## EXERCISE GOAL
Scan the listing below and copy every line holding "JSON".

## DATASET ENTRIES
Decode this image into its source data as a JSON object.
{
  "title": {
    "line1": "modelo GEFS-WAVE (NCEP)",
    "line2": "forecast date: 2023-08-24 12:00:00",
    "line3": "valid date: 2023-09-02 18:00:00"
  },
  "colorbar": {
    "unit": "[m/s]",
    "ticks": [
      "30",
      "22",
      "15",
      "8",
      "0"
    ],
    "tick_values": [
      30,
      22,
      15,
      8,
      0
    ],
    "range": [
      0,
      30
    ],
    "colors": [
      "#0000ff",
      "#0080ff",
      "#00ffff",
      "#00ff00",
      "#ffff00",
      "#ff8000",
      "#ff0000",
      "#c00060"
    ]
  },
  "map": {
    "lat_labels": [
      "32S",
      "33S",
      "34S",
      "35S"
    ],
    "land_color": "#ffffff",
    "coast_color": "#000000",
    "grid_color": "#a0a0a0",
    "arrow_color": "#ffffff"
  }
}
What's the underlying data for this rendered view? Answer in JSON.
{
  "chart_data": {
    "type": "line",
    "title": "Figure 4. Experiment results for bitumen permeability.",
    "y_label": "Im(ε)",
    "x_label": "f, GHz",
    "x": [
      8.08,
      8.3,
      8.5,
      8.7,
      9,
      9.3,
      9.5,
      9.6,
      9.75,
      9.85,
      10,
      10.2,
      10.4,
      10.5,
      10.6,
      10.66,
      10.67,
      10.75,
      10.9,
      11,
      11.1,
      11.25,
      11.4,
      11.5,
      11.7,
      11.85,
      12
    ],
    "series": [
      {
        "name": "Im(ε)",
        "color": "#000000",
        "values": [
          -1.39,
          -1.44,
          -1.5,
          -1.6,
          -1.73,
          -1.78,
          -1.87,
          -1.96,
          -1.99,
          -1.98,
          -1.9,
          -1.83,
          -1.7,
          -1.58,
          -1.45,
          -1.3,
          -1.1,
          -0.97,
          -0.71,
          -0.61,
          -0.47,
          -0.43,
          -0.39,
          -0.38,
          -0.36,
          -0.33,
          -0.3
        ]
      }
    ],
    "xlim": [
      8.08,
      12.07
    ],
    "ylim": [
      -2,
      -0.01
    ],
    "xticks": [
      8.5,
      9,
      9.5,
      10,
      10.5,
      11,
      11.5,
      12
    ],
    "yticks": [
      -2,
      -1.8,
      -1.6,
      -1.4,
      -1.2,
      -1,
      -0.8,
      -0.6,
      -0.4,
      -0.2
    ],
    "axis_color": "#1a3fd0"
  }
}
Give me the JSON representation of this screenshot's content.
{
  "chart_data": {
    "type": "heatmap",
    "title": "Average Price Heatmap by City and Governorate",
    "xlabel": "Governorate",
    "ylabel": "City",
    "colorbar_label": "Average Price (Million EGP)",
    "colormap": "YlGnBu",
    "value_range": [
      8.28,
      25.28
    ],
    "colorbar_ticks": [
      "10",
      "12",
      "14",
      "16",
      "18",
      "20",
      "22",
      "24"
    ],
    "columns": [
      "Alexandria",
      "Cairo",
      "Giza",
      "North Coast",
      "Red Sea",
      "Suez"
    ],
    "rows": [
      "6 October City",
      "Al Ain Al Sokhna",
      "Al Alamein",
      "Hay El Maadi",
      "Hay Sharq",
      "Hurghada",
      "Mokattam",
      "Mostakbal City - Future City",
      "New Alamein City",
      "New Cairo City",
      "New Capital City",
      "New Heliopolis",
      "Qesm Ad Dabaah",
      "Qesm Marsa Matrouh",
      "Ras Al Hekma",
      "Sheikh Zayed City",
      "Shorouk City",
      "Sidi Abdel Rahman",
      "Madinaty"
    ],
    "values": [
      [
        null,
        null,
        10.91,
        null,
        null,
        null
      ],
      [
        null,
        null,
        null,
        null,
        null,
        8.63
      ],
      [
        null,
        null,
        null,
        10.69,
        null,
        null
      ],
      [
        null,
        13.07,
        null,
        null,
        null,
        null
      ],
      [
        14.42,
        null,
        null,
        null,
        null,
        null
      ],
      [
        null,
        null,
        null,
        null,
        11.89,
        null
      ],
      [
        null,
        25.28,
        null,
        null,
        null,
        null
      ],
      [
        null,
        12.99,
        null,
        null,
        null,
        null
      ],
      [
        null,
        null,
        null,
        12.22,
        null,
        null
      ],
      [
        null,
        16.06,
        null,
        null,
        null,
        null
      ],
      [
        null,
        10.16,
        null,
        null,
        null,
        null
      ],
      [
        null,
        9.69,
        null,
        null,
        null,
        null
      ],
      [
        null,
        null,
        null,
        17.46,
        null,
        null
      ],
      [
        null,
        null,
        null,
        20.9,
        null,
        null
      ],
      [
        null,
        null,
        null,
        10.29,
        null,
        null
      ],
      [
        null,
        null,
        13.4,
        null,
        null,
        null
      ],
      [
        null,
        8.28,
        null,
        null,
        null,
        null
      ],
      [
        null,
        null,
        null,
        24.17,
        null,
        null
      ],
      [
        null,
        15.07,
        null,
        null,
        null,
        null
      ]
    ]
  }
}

## SOLUTION TO THE PROBLEM
Decode this image into its source data as a JSON object.
What's the underlying data for this rendered view? Answer in JSON.
Give me the JSON representation of this screenshot's content.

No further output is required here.